Lines of data
◇ ◇ ◇ ◇ ◇ ◇ ◇

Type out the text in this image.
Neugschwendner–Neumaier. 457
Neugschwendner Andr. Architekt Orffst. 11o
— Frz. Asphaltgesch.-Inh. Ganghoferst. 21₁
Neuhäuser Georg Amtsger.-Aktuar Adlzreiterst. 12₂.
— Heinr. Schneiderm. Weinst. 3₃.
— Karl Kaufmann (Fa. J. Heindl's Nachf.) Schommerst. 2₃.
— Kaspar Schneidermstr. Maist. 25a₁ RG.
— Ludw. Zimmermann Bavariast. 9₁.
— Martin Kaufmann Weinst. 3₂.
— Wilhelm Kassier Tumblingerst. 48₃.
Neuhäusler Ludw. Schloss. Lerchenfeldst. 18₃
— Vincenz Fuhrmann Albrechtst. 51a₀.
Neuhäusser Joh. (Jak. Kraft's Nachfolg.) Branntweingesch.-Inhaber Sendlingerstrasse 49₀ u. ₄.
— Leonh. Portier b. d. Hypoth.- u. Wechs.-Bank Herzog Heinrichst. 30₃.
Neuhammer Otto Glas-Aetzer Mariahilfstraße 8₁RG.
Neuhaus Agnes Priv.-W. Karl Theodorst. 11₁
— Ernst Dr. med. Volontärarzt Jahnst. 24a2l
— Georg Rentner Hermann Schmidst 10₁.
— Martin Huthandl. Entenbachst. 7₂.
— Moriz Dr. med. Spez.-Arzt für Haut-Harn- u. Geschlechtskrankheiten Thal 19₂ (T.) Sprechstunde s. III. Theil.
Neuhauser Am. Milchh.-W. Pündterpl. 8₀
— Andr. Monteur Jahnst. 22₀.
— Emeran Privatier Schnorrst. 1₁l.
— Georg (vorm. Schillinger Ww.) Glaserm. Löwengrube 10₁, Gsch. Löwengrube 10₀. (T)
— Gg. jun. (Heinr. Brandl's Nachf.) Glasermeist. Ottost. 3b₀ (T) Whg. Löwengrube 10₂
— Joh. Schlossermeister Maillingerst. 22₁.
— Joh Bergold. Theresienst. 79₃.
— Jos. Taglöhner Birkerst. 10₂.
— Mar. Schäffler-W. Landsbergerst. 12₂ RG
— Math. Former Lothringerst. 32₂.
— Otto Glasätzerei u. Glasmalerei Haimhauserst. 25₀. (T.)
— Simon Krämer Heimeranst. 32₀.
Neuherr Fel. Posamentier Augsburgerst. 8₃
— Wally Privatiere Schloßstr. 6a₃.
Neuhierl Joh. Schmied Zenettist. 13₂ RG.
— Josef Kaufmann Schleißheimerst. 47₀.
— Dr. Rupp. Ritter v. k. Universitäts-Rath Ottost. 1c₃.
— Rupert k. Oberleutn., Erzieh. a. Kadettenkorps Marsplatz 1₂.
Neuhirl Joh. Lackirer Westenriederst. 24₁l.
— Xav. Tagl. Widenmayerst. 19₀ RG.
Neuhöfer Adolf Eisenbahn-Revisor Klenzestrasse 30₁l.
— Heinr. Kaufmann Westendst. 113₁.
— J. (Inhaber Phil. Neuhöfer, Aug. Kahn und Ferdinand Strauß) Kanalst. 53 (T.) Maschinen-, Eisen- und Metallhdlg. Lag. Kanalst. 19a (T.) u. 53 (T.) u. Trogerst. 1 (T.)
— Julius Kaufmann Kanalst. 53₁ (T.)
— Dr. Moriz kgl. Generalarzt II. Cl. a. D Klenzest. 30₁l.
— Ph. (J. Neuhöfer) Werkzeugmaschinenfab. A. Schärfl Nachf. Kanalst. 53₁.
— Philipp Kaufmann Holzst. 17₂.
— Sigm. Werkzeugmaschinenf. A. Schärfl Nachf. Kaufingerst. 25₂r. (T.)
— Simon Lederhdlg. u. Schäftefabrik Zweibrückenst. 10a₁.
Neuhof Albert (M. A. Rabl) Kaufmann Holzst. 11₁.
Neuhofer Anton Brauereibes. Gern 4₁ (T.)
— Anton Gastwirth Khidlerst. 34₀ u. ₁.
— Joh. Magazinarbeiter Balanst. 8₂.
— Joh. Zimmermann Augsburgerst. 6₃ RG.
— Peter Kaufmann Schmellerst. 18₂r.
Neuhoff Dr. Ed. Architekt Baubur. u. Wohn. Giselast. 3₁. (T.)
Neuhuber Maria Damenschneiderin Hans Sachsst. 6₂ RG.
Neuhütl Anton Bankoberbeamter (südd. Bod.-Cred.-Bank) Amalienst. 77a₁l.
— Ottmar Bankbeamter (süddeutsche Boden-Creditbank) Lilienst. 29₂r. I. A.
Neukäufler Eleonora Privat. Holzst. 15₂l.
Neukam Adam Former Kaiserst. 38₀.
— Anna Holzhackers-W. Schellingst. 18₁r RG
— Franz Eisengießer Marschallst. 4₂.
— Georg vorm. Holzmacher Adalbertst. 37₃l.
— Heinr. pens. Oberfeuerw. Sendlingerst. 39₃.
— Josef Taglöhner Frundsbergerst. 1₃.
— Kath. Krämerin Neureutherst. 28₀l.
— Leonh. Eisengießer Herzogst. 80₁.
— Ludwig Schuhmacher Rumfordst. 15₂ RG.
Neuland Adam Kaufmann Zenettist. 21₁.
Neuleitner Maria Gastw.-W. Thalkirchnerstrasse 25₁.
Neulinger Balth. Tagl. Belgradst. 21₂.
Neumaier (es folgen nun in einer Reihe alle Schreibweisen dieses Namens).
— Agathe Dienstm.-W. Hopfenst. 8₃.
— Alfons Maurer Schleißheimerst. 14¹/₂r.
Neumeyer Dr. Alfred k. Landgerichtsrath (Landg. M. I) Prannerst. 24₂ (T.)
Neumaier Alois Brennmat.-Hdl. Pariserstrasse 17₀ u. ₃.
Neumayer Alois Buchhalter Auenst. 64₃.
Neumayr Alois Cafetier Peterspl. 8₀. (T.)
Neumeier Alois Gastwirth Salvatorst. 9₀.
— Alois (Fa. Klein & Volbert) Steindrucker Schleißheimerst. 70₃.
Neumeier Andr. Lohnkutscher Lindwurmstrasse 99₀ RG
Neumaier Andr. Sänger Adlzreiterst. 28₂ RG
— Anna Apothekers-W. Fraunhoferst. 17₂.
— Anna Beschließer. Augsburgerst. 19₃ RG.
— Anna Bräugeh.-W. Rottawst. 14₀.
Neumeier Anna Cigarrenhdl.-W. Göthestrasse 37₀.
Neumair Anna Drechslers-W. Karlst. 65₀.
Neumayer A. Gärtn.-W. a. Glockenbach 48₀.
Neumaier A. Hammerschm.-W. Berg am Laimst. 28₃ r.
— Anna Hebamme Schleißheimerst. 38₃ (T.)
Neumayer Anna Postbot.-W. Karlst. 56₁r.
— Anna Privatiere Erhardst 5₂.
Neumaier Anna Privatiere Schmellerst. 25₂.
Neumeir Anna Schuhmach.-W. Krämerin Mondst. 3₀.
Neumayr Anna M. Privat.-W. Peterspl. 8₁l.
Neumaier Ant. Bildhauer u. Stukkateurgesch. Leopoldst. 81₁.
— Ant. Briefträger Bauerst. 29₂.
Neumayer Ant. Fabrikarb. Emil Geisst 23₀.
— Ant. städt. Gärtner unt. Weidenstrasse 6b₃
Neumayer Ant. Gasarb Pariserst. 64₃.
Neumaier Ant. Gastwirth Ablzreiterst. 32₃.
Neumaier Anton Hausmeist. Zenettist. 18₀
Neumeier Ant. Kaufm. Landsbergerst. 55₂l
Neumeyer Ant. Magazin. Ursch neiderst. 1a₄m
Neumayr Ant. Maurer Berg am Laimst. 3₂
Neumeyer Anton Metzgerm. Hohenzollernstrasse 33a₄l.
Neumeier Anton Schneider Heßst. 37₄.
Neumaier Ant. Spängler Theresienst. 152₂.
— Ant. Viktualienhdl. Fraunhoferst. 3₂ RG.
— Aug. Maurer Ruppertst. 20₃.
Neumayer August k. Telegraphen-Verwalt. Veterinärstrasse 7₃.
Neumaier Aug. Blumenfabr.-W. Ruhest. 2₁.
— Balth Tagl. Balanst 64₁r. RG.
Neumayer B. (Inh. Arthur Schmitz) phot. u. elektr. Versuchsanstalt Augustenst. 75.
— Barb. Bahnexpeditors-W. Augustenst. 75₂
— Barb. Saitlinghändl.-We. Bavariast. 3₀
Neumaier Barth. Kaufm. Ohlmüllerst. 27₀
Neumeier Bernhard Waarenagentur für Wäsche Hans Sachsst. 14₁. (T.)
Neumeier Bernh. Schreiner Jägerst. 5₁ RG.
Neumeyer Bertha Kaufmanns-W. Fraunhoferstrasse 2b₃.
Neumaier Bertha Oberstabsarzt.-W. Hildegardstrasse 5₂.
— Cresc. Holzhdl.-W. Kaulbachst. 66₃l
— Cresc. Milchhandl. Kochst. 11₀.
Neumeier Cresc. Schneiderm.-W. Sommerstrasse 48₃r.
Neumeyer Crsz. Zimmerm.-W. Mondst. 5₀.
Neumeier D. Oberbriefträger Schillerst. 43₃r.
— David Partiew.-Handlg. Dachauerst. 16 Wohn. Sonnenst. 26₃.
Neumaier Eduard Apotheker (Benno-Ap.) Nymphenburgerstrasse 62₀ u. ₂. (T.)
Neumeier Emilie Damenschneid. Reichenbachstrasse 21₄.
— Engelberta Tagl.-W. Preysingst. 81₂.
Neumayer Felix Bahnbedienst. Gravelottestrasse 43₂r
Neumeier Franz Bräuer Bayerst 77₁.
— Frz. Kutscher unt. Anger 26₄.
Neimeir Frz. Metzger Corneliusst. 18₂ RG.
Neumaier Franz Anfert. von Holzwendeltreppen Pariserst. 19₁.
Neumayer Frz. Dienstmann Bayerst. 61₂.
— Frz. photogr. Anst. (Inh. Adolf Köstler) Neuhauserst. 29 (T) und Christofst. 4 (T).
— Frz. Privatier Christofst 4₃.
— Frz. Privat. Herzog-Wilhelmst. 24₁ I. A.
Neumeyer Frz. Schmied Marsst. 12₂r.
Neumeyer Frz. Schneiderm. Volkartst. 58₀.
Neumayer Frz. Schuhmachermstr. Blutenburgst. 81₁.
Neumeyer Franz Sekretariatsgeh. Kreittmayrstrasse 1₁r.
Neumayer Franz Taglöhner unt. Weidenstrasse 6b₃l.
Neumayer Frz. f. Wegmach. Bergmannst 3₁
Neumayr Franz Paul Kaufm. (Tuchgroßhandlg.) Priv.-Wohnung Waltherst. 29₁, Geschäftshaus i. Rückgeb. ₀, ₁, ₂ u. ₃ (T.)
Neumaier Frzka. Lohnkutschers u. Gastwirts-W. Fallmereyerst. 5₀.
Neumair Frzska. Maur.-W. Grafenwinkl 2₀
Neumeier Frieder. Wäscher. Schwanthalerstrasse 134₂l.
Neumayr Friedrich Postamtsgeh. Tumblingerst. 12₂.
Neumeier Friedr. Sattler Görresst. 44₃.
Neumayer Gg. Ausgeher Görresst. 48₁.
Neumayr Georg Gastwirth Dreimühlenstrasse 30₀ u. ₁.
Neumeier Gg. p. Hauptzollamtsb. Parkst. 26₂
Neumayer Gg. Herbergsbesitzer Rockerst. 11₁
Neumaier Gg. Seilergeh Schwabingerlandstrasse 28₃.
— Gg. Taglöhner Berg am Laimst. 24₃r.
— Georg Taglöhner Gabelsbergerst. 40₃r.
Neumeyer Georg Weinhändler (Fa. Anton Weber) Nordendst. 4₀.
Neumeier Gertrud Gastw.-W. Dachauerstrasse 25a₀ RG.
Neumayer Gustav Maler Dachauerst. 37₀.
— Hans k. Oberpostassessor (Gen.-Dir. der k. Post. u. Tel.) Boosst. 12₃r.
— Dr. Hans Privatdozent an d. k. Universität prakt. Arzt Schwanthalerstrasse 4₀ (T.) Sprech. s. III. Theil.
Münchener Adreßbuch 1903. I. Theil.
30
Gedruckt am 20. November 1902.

◇ ◇ ◇ ◇ ◇ ◇ ◇

**AIM OF THE TASK**
What is the number of lines in the records above that include the word "Balanst"? Reply with that number and nothing more.

**WORKED SOLUTION**
2